## [What to produce]
Your task is to gather the lines below that hold the string "mail".

## [Collected data entries]
§ §

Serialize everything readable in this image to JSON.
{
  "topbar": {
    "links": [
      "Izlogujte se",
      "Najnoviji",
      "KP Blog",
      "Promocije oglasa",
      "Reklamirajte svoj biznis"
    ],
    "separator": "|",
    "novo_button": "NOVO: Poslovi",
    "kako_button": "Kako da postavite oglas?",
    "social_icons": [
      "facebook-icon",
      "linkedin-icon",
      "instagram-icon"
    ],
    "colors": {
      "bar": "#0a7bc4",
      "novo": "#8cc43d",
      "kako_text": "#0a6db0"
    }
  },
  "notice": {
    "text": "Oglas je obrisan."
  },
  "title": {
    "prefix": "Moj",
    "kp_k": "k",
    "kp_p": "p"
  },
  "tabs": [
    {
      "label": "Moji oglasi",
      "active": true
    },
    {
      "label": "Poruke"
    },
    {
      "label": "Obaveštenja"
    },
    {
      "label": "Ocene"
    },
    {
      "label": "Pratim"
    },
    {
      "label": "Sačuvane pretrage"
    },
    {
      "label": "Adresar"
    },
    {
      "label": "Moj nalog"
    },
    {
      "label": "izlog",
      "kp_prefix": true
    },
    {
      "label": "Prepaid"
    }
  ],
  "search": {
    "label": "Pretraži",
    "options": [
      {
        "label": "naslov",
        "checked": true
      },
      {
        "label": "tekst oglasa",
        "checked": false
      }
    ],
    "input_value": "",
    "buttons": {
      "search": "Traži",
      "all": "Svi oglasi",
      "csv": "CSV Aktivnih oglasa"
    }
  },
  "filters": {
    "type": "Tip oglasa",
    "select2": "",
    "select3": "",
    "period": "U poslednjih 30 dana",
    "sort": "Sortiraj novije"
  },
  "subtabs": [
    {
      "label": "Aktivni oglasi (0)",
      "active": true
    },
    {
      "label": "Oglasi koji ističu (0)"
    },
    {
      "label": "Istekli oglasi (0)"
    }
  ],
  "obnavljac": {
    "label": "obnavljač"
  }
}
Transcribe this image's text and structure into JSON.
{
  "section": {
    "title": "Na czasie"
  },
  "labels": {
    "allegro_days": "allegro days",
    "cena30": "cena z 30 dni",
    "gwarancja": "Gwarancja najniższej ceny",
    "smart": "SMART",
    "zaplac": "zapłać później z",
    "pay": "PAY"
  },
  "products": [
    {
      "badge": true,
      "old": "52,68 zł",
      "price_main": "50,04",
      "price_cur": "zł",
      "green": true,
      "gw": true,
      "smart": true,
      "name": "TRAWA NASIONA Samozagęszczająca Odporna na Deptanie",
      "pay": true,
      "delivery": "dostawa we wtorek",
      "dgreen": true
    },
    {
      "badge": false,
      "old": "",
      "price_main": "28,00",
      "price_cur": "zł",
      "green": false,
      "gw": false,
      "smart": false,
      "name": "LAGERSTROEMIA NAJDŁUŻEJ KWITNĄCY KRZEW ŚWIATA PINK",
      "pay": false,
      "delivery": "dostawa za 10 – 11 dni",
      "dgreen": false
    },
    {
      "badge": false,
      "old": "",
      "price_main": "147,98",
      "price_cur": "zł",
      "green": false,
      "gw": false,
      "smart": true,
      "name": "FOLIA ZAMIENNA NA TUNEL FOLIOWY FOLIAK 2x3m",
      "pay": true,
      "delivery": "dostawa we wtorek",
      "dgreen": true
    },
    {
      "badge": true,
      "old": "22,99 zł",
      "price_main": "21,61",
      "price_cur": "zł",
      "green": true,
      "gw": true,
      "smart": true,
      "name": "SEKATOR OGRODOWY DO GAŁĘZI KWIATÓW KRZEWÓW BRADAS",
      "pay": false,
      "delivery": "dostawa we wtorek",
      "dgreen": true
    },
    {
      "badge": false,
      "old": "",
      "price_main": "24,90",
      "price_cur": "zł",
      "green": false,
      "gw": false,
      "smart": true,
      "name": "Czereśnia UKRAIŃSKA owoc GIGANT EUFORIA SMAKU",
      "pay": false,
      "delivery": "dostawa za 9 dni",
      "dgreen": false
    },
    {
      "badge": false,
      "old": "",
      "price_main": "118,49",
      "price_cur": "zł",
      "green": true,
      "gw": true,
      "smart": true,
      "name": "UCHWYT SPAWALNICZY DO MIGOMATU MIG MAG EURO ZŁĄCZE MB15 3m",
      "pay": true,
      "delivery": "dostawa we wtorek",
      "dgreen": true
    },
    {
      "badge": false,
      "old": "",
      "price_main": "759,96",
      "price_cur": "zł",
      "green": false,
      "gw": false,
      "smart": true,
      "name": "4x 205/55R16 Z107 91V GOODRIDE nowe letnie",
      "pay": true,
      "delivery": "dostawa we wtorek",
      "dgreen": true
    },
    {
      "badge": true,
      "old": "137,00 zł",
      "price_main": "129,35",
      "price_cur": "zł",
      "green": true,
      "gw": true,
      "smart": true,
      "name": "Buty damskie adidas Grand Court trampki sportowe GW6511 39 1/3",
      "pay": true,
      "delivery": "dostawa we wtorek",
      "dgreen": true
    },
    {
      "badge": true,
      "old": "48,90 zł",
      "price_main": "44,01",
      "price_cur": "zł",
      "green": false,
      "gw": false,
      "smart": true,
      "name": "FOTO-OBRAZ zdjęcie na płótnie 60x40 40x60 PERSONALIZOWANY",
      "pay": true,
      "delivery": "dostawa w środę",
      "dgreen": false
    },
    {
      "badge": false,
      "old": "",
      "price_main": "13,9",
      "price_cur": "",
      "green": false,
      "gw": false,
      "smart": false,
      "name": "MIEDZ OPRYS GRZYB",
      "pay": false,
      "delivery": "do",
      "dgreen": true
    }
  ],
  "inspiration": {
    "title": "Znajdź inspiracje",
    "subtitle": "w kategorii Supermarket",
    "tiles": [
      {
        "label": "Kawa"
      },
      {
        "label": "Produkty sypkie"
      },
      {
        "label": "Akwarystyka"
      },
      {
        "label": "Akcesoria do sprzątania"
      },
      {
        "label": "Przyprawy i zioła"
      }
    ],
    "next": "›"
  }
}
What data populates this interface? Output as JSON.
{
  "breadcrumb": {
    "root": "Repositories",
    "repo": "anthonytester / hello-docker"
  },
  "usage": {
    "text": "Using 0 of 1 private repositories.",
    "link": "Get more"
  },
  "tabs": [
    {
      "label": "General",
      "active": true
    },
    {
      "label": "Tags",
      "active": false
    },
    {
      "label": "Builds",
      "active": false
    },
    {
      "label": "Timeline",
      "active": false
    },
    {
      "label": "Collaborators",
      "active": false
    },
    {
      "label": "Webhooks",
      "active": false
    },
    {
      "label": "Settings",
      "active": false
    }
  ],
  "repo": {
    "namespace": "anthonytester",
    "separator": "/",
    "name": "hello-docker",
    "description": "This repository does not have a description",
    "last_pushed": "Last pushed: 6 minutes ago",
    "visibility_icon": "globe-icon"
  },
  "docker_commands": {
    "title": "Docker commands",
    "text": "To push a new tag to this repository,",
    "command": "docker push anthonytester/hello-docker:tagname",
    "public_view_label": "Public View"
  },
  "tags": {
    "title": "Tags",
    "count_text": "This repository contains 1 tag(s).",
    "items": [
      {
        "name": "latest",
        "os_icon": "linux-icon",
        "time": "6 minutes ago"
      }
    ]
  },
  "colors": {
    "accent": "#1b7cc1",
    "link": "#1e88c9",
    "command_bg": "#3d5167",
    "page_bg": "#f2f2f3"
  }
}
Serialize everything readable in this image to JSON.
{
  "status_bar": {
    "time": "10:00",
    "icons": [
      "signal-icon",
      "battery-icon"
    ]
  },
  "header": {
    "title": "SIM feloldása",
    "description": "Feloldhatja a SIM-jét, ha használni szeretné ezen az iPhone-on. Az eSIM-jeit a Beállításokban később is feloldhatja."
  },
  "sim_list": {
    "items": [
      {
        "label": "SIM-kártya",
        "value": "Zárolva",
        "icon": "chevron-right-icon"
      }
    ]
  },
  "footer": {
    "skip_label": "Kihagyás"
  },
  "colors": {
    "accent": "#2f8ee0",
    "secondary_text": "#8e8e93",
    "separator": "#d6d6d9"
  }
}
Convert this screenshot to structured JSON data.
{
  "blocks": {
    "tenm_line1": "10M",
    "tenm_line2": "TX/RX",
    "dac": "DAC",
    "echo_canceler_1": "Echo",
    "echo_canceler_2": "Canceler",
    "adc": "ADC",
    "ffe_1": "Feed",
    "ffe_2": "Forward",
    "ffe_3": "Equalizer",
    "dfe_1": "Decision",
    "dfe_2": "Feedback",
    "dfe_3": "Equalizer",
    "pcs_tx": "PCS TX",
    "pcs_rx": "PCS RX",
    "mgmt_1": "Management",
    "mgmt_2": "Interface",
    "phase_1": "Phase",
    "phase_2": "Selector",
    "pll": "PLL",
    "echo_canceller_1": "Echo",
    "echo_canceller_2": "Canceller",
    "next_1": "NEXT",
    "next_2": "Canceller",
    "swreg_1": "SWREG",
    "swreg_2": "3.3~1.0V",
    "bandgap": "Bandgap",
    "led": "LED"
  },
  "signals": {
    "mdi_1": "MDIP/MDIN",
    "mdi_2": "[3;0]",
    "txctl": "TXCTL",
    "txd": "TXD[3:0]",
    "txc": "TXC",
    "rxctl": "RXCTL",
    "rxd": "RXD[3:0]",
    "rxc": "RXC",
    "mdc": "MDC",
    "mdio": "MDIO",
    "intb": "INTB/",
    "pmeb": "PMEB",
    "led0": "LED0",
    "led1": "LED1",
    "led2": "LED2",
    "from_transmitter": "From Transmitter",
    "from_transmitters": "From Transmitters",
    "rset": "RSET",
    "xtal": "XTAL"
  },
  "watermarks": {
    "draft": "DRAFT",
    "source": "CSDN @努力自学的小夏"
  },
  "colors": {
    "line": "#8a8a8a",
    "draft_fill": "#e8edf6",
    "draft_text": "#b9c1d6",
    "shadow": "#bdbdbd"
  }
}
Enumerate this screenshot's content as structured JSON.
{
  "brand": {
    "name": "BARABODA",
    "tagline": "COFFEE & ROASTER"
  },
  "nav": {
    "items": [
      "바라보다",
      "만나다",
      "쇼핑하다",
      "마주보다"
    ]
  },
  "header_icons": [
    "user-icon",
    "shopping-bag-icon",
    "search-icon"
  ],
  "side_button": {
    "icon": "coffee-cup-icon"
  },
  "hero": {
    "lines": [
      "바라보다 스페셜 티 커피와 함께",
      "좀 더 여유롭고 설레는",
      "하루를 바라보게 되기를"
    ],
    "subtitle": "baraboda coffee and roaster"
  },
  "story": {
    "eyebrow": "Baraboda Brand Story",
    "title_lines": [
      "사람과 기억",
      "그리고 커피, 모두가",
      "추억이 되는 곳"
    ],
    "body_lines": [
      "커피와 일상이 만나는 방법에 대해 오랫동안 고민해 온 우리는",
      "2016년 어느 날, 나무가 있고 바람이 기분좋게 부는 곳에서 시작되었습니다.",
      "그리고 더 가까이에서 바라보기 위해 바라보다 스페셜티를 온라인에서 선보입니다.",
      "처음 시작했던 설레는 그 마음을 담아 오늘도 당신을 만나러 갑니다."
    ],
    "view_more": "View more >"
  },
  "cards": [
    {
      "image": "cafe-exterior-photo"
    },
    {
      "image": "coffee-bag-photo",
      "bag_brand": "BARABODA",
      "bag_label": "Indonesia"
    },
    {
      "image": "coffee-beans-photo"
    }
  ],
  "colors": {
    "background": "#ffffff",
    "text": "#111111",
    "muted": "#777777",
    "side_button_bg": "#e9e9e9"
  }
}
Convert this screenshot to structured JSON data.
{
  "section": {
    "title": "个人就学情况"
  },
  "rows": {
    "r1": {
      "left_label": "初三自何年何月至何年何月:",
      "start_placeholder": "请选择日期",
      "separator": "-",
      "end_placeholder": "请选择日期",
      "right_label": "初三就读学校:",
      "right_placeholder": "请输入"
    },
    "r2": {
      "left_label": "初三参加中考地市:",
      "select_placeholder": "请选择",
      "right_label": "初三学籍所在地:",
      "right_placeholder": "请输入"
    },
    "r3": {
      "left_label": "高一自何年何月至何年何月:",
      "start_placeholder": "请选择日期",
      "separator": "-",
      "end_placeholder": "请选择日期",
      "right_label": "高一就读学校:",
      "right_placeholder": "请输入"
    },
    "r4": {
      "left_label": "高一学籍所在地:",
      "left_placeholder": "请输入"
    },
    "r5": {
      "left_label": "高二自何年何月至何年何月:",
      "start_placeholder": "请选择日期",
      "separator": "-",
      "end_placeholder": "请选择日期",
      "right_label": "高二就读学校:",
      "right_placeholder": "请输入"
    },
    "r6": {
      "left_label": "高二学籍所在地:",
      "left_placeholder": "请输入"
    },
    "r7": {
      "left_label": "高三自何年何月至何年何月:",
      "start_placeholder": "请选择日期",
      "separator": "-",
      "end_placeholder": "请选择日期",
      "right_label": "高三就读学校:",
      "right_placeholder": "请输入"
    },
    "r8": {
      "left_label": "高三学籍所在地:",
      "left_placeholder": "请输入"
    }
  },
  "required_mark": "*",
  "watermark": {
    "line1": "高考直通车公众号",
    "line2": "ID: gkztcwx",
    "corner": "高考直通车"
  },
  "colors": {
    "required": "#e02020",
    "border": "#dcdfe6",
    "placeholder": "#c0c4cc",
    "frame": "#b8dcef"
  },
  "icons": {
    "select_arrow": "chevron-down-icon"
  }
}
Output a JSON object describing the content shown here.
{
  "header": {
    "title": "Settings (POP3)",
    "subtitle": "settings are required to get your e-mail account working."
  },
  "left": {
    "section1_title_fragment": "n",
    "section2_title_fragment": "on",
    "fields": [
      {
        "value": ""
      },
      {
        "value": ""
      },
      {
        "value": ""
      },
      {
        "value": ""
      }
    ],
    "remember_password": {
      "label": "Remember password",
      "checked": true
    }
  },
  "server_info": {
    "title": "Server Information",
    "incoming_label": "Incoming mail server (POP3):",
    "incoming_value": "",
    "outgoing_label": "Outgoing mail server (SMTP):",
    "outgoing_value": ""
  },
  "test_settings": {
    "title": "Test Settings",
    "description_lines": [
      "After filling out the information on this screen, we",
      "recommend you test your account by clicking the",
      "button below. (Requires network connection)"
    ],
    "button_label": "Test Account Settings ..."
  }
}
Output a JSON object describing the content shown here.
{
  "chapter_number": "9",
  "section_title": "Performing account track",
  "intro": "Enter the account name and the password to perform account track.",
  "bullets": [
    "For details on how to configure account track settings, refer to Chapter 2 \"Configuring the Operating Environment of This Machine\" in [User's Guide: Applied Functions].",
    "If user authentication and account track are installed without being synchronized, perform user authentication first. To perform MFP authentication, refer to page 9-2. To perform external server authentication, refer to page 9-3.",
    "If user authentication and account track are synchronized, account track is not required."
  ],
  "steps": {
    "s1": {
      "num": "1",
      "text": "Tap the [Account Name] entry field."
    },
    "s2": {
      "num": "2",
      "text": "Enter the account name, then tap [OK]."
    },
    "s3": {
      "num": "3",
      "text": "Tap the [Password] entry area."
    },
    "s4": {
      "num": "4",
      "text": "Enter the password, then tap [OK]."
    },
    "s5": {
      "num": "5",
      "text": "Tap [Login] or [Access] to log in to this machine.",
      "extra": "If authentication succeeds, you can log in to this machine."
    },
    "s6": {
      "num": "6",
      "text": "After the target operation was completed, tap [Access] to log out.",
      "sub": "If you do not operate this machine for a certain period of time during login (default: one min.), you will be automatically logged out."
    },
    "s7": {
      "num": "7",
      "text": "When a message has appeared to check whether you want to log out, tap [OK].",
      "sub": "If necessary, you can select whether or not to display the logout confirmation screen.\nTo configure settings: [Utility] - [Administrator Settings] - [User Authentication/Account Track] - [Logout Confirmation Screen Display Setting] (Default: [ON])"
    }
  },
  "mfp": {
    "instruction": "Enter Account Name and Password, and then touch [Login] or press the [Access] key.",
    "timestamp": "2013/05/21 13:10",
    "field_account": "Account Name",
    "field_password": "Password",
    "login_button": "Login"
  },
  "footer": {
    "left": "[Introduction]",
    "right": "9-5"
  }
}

§ §

## [Full response]
    "subtitle": "settings are required to get your e-mail account working."
    "incoming_label": "Incoming mail server (POP3):",
    "outgoing_label": "Outgoing mail server (SMTP):",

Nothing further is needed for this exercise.